[Information provided]
++++++++++++++++++++

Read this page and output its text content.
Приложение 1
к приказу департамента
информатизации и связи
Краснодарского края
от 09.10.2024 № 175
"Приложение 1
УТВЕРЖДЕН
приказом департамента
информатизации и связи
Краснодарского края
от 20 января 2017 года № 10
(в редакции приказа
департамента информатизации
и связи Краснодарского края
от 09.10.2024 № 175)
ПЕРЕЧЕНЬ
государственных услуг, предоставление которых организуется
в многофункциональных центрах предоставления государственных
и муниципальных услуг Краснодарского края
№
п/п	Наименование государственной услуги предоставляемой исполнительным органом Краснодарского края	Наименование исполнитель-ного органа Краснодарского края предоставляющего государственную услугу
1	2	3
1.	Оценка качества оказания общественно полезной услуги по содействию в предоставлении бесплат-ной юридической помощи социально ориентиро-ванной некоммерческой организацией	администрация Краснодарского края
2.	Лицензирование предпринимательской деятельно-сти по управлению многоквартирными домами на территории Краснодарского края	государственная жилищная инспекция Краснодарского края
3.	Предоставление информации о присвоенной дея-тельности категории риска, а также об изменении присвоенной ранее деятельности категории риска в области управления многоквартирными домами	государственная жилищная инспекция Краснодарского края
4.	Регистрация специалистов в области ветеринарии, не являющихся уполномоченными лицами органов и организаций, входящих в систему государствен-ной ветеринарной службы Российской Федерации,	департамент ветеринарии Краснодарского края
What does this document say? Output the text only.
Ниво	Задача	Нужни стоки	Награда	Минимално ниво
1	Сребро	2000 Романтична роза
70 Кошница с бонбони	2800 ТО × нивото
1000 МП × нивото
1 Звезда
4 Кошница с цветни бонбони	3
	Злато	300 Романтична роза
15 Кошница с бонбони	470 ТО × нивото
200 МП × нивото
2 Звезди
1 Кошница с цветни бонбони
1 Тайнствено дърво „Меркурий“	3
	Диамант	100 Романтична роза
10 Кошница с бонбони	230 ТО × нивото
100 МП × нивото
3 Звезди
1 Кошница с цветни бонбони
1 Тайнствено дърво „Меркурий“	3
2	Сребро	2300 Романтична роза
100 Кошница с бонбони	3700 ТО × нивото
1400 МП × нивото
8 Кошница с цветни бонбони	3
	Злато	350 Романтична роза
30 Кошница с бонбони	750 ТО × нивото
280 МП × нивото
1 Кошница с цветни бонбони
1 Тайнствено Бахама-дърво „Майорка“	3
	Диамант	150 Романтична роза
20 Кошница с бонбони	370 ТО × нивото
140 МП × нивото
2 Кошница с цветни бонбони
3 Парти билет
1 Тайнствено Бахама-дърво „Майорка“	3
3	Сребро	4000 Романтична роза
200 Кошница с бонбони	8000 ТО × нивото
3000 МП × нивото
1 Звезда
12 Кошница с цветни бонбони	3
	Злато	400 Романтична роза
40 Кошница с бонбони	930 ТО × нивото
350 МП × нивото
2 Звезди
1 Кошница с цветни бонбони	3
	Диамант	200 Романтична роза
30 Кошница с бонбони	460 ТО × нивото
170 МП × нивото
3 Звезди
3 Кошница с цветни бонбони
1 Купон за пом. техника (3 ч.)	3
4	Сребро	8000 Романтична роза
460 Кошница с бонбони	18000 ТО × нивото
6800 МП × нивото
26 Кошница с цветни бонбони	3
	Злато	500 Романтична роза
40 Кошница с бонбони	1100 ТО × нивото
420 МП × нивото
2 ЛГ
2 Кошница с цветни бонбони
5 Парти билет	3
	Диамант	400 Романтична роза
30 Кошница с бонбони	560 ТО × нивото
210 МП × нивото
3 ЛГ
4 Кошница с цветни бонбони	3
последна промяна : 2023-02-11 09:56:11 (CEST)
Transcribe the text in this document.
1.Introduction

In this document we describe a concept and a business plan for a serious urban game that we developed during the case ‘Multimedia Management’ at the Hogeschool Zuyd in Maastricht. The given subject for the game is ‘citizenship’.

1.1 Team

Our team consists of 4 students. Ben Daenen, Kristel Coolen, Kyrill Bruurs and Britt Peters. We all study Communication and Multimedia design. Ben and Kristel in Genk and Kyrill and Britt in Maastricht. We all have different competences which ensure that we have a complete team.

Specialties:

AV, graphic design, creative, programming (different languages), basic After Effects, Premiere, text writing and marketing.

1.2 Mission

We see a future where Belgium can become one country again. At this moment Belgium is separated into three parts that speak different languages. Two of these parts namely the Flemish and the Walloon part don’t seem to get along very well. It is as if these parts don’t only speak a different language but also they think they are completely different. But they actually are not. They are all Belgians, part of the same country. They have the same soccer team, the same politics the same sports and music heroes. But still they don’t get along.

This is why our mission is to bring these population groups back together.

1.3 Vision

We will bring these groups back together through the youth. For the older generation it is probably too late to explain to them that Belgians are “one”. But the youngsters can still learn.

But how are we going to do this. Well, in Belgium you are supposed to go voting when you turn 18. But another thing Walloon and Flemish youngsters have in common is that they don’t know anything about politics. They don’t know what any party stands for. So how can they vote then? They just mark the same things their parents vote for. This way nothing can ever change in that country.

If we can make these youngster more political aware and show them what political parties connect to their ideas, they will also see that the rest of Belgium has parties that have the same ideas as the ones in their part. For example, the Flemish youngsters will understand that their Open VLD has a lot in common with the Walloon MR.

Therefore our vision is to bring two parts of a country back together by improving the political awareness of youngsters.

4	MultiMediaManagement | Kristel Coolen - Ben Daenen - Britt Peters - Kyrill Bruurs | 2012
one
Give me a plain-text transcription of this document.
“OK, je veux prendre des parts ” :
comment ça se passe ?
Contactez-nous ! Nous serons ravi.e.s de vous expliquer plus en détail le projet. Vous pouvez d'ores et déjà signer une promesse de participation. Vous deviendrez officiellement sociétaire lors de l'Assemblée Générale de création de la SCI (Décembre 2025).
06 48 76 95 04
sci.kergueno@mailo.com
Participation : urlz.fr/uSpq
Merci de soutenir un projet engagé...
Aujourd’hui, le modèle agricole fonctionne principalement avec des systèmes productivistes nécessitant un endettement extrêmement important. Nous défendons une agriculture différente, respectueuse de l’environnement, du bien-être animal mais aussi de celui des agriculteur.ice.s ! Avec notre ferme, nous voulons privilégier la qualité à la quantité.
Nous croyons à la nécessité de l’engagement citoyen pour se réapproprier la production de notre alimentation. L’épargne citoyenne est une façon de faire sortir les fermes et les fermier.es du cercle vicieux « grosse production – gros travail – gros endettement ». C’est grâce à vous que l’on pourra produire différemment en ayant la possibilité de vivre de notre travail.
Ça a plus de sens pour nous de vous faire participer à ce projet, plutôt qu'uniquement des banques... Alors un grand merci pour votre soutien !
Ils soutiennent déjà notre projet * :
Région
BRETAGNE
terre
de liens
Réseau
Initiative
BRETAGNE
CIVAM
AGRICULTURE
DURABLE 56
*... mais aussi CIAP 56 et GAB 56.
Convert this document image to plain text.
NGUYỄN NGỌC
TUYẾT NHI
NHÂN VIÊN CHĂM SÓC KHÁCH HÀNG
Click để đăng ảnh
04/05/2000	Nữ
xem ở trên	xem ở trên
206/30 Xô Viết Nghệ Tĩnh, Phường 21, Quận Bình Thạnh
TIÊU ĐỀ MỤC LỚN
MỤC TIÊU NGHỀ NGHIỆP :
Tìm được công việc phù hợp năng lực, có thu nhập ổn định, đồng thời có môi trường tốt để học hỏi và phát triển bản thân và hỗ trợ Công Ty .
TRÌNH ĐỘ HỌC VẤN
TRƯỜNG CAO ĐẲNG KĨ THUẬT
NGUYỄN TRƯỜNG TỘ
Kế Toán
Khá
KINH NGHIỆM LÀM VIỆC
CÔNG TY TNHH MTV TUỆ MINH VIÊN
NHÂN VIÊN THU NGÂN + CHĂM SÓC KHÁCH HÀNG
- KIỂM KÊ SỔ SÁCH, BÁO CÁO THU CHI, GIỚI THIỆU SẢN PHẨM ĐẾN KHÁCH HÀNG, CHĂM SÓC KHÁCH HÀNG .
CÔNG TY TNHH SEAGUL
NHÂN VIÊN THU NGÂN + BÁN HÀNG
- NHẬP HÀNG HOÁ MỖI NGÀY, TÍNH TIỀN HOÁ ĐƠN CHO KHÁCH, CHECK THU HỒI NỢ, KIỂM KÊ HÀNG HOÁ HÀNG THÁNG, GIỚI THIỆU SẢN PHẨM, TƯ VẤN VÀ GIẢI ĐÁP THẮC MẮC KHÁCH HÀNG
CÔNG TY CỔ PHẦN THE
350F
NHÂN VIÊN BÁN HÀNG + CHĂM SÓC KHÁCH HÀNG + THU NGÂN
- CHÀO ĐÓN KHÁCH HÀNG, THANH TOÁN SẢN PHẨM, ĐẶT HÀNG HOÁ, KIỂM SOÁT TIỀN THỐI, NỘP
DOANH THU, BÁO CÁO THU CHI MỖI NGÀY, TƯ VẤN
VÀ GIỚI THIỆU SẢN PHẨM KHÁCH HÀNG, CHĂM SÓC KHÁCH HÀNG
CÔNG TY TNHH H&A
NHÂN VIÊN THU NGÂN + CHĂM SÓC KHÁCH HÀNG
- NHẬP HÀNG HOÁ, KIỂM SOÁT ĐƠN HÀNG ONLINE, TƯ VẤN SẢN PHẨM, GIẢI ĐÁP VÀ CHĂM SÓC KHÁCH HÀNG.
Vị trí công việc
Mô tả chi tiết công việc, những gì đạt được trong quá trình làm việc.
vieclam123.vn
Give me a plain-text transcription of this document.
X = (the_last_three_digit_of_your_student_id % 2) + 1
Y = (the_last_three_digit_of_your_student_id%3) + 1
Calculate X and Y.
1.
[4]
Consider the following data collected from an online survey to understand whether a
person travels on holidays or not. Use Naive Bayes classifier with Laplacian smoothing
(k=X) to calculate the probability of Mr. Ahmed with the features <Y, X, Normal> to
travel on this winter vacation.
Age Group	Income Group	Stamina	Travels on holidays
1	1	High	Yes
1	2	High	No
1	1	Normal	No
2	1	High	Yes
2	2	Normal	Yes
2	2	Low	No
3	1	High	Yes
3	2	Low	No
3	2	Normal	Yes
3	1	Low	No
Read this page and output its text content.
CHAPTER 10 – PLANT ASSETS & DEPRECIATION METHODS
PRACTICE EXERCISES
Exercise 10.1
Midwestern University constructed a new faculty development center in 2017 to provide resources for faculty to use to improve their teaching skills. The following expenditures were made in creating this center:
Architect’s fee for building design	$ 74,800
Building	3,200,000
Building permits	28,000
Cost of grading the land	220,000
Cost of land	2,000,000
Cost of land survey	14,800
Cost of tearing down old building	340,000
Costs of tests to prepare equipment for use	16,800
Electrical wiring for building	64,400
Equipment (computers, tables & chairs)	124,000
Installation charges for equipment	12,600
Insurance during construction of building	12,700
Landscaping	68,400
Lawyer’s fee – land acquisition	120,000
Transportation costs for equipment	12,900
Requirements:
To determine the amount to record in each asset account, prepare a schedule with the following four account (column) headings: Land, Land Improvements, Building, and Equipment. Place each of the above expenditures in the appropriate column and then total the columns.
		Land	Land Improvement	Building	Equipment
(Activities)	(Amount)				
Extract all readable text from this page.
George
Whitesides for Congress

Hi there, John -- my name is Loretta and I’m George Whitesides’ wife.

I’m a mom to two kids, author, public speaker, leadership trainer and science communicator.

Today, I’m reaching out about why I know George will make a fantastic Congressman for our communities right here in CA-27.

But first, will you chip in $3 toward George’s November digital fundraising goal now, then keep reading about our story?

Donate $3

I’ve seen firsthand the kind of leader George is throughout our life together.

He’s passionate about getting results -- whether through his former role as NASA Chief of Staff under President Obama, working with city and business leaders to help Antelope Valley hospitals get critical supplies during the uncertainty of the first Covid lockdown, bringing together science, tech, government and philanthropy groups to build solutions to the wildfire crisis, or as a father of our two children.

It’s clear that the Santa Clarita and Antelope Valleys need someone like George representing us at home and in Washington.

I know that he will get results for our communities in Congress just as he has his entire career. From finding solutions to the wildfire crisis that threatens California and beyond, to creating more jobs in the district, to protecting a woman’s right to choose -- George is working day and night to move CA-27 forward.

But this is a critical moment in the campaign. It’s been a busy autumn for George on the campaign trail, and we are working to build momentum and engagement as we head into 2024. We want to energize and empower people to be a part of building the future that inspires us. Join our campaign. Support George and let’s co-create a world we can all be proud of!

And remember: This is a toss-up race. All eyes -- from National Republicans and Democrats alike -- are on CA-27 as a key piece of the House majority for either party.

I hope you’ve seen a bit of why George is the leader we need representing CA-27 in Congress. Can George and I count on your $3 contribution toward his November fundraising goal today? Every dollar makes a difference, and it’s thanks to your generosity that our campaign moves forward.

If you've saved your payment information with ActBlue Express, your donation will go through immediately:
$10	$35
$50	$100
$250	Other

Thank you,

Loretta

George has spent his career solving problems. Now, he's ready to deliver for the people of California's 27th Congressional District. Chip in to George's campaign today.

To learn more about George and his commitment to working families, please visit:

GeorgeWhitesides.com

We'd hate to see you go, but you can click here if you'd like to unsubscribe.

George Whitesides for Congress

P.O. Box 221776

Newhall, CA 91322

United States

++++++++++++++++++++

[Aim] Search the data above for the string "Bruurs" and copy each line that has it.

[Result]
Our team consists of 4 students. Ben Daenen, Kristel Coolen, Kyrill Bruurs and Britt Peters. We all study Communication and Multimedia design. Ben and Kristel in Genk and Kyrill and Britt in Maastricht. We all have different competences which ensure that we have a complete team.
4	MultiMediaManagement | Kristel Coolen - Ben Daenen - Britt Peters - Kyrill Bruurs | 2012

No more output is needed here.